Begin

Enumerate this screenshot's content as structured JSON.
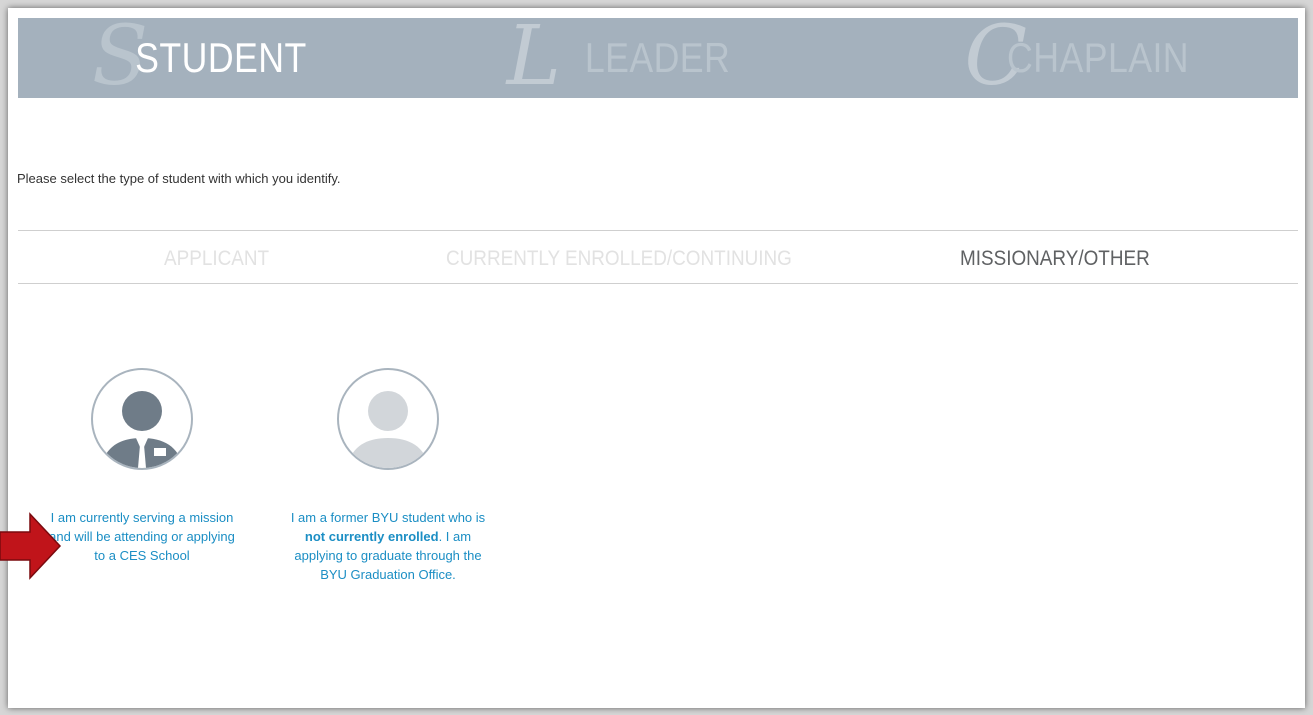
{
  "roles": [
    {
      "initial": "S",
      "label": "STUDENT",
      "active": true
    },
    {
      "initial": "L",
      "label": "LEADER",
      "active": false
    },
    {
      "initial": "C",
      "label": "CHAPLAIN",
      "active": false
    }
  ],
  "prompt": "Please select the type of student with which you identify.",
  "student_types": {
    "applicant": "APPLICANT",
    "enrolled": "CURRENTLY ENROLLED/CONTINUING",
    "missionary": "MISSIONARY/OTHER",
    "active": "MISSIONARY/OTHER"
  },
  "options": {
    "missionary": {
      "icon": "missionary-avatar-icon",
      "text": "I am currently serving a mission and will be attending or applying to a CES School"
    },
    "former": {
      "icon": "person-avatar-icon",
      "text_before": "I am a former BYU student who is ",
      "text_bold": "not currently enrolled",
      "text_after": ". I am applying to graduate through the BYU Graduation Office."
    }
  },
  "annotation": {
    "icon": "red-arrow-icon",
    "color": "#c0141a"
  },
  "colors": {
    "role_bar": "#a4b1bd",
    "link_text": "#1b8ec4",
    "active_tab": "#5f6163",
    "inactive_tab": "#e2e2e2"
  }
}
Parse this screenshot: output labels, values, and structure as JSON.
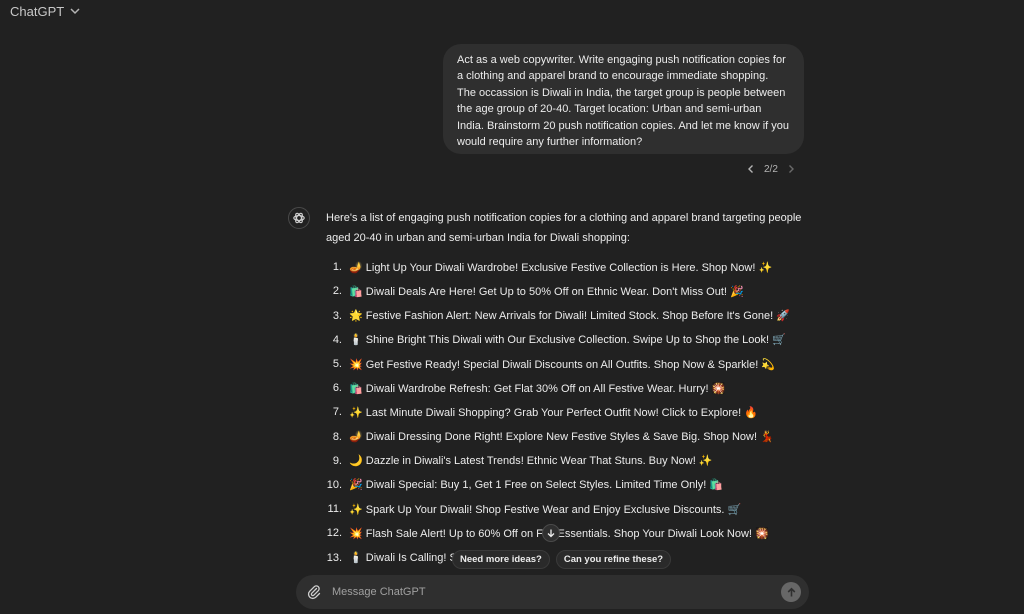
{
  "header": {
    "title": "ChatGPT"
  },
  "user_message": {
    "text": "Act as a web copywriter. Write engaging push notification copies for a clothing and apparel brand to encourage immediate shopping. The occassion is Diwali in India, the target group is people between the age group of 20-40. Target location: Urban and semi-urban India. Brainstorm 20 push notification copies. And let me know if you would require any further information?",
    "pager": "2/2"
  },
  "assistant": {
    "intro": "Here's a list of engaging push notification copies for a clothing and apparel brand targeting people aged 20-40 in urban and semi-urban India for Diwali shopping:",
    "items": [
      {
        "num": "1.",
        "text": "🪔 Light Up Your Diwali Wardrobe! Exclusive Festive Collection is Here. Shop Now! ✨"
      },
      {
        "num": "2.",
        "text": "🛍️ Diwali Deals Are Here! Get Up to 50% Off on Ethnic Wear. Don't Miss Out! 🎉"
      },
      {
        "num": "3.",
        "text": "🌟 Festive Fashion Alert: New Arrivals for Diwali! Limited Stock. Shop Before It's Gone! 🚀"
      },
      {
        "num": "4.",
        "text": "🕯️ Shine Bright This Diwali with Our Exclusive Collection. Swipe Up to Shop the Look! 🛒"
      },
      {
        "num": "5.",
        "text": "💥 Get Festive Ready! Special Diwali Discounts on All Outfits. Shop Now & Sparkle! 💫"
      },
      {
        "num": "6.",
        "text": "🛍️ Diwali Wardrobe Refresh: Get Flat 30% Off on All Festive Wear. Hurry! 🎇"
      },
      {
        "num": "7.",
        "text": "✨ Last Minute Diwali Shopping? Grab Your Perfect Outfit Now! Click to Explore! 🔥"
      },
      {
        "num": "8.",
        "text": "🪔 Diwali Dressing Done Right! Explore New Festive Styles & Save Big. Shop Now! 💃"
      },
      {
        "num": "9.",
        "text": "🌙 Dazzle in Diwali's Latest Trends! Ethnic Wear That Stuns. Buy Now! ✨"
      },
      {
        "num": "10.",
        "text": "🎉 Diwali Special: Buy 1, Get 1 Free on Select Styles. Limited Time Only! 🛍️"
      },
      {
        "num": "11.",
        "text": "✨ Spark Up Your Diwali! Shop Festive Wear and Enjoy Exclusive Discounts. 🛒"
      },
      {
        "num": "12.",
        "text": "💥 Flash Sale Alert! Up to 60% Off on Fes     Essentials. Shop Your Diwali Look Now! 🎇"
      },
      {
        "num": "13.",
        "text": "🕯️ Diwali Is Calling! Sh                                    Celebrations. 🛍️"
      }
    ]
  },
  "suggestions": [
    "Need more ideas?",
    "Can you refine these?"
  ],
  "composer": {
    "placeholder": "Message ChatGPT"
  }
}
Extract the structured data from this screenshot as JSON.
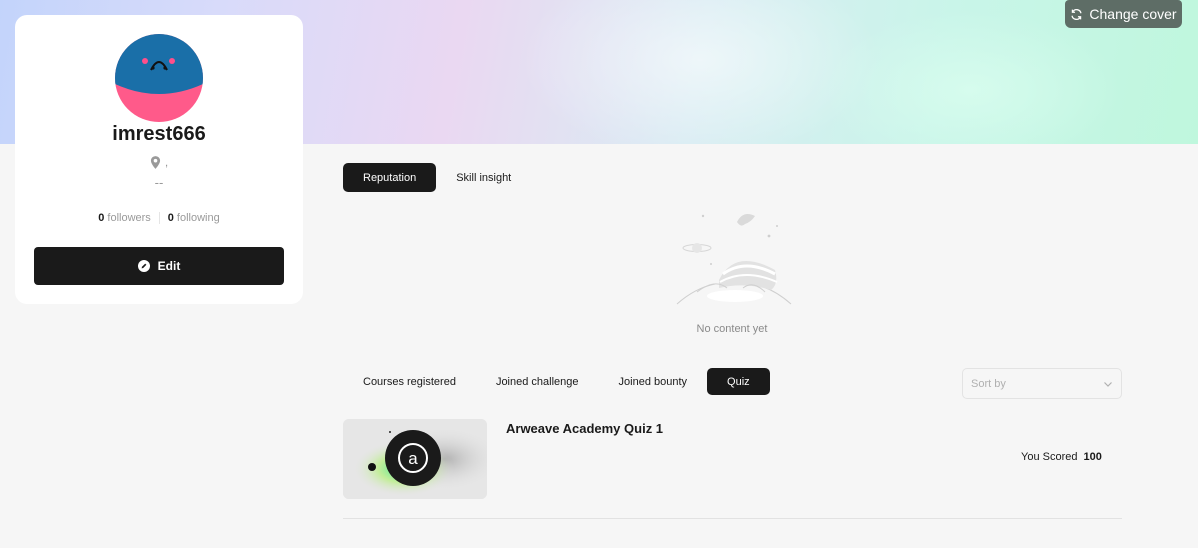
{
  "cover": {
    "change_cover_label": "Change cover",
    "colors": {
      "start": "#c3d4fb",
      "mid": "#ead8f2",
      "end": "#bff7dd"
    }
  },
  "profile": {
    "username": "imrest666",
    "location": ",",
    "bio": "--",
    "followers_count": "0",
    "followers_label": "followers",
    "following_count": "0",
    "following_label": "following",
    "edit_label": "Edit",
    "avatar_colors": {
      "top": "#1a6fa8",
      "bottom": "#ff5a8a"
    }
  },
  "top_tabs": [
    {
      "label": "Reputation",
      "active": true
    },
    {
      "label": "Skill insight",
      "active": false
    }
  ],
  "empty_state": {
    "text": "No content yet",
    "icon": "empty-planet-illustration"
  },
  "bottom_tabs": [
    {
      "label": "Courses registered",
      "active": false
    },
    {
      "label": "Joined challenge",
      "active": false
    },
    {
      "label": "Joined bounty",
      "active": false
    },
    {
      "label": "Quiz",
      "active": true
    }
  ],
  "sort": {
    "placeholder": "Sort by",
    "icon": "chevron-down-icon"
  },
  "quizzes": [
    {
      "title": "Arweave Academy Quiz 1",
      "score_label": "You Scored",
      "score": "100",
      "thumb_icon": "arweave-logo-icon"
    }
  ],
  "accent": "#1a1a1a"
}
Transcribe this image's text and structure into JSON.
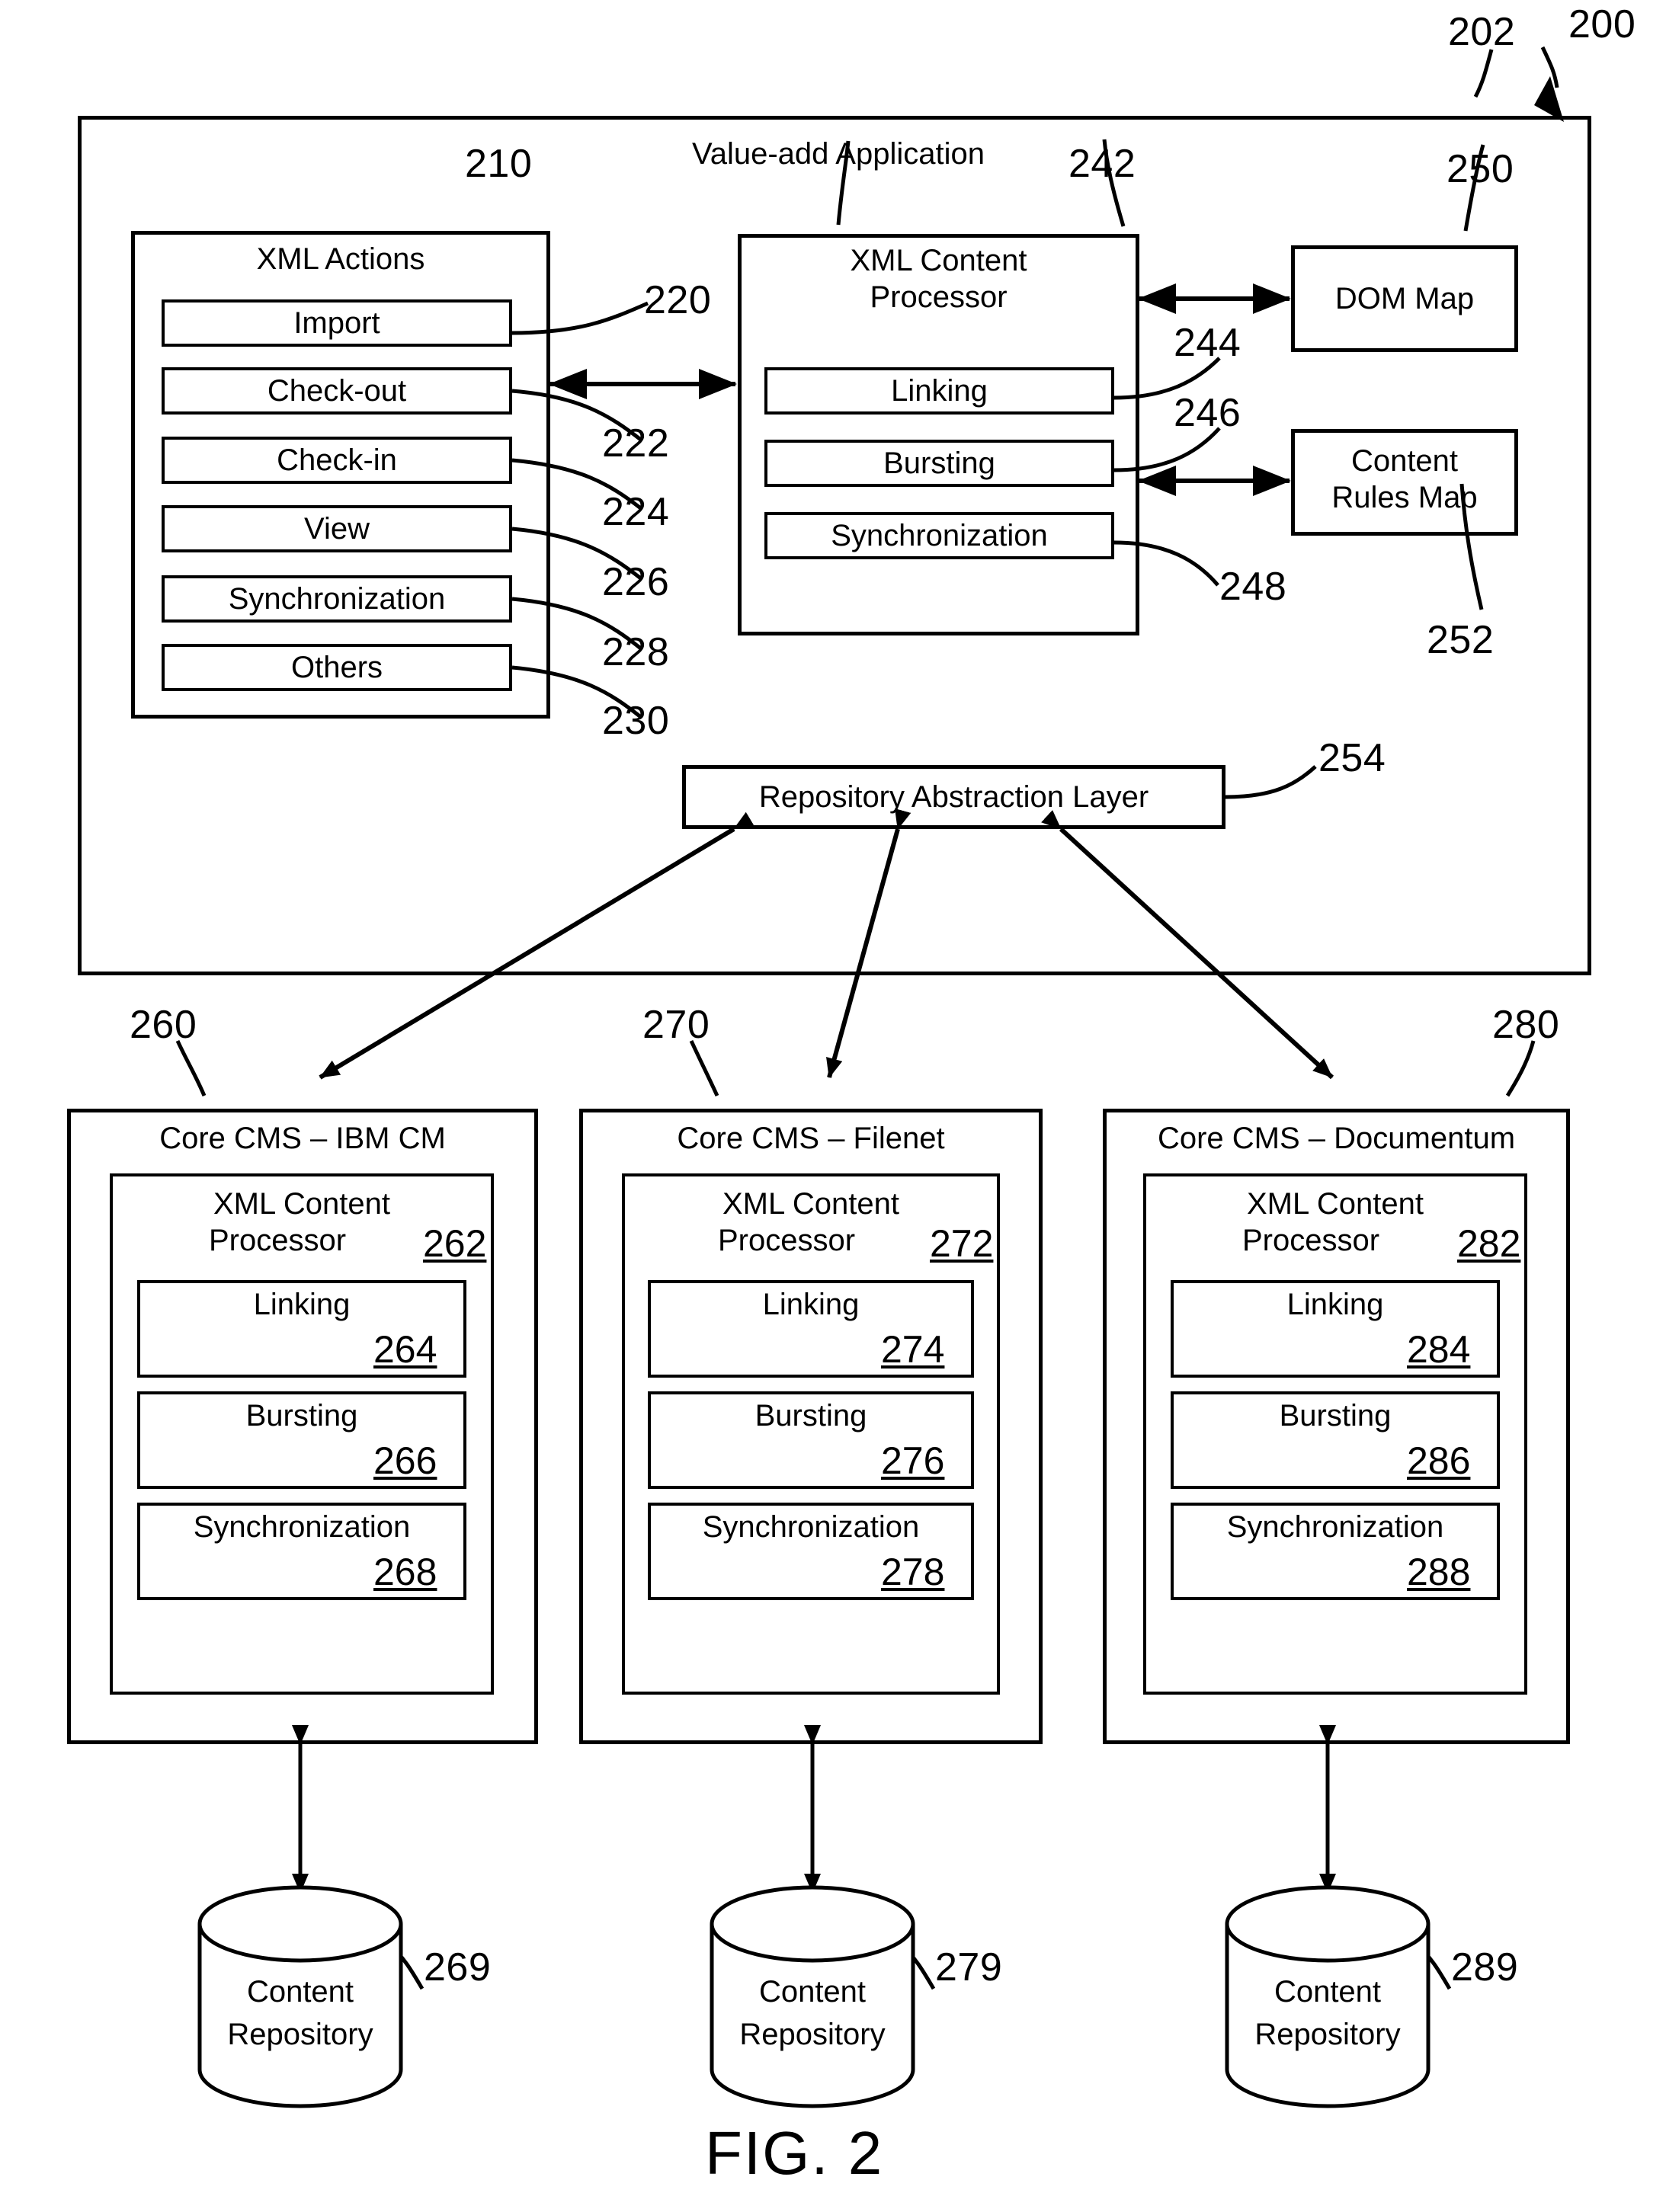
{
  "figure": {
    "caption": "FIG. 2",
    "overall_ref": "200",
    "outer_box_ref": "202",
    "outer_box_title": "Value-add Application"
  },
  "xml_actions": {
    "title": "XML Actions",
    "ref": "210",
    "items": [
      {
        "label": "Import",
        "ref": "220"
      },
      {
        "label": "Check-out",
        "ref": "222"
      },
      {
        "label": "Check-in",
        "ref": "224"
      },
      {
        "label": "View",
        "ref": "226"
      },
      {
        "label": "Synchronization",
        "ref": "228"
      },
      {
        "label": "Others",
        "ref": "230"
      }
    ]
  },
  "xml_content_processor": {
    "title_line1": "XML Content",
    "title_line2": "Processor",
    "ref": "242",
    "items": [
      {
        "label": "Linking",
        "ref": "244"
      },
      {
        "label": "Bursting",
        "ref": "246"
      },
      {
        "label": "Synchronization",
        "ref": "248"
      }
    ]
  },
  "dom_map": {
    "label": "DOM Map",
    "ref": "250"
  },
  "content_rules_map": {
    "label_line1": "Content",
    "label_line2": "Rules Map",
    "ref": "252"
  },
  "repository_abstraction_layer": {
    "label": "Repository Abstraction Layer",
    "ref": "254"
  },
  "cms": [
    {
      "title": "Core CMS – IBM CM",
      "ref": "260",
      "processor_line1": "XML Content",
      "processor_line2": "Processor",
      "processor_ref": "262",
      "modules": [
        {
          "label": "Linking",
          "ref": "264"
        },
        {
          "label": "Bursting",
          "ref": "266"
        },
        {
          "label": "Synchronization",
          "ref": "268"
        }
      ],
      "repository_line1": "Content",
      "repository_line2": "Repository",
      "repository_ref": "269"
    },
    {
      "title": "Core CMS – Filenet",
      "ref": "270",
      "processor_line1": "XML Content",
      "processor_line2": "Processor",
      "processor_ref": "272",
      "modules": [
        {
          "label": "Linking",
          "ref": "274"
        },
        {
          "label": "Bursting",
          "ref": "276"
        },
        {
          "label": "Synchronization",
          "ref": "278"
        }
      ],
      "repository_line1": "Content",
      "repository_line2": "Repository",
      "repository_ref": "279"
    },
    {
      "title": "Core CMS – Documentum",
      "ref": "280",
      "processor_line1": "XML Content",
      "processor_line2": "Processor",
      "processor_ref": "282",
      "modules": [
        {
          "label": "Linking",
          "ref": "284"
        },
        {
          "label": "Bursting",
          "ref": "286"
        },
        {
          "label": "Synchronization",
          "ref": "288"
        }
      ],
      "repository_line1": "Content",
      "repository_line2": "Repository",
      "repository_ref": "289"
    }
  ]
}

End

TASK REQUIREMENTS
Extract each line from the entries above that contains the string "apparel".

THE RESPONSE
    "text": "Act as a web copywriter. Write engaging push notification copies for a clothing and apparel brand to encourage immediate shopping. The occassion is Diwali in India, the target group is people between the age group of 20-40. Target location: Urban and semi-urban India. Brainstorm 20 push notification copies. And let me know if you would require any further information?",
    "intro": "Here's a list of engaging push notification copies for a clothing and apparel brand targeting people aged 20-40 in urban and semi-urban India for Diwali shopping:",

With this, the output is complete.